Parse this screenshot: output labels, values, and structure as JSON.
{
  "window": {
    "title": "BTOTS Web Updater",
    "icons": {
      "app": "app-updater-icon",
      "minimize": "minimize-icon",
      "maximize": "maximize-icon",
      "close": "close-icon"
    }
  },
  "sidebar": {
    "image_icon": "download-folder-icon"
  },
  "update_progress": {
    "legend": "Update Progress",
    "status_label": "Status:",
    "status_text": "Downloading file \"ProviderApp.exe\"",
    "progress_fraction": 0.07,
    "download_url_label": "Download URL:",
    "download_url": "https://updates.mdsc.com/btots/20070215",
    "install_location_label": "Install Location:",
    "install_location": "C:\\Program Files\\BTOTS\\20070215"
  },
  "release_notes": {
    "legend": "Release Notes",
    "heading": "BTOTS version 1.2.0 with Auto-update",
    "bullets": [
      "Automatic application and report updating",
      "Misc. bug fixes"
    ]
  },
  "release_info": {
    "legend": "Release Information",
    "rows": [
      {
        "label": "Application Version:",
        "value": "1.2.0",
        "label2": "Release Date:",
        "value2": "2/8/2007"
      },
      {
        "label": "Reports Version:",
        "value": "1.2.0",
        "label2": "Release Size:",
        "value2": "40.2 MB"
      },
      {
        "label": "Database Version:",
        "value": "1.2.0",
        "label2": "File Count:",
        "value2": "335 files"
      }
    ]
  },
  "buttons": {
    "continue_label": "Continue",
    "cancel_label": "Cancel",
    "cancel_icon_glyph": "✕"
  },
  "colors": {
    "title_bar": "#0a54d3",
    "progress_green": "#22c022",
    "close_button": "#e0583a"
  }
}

## Goal of the exercise
Return all of the data precisely as it appears.

## Final result
Parse this screenshot: output labels, values, and structure as JSON.
{
  "window": {
    "title": "BTOTS Web Updater",
    "icons": {
      "app": "app-updater-icon",
      "minimize": "minimize-icon",
      "maximize": "maximize-icon",
      "close": "close-icon"
    }
  },
  "sidebar": {
    "image_icon": "download-folder-icon"
  },
  "update_progress": {
    "legend": "Update Progress",
    "status_label": "Status:",
    "status_text": "Downloading file \"ProviderApp.exe\"",
    "progress_fraction": 0.07,
    "download_url_label": "Download URL:",
    "download_url": "https://updates.mdsc.com/btots/20070215",
    "install_location_label": "Install Location:",
    "install_location": "C:\\Program Files\\BTOTS\\20070215"
  },
  "release_notes": {
    "legend": "Release Notes",
    "heading": "BTOTS version 1.2.0 with Auto-update",
    "bullets": [
      "Automatic application and report updating",
      "Misc. bug fixes"
    ]
  },
  "release_info": {
    "legend": "Release Information",
    "rows": [
      {
        "label": "Application Version:",
        "value": "1.2.0",
        "label2": "Release Date:",
        "value2": "2/8/2007"
      },
      {
        "label": "Reports Version:",
        "value": "1.2.0",
        "label2": "Release Size:",
        "value2": "40.2 MB"
      },
      {
        "label": "Database Version:",
        "value": "1.2.0",
        "label2": "File Count:",
        "value2": "335 files"
      }
    ]
  },
  "buttons": {
    "continue_label": "Continue",
    "cancel_label": "Cancel",
    "cancel_icon_glyph": "✕"
  },
  "colors": {
    "title_bar": "#0a54d3",
    "progress_green": "#22c022",
    "close_button": "#e0583a"
  }
}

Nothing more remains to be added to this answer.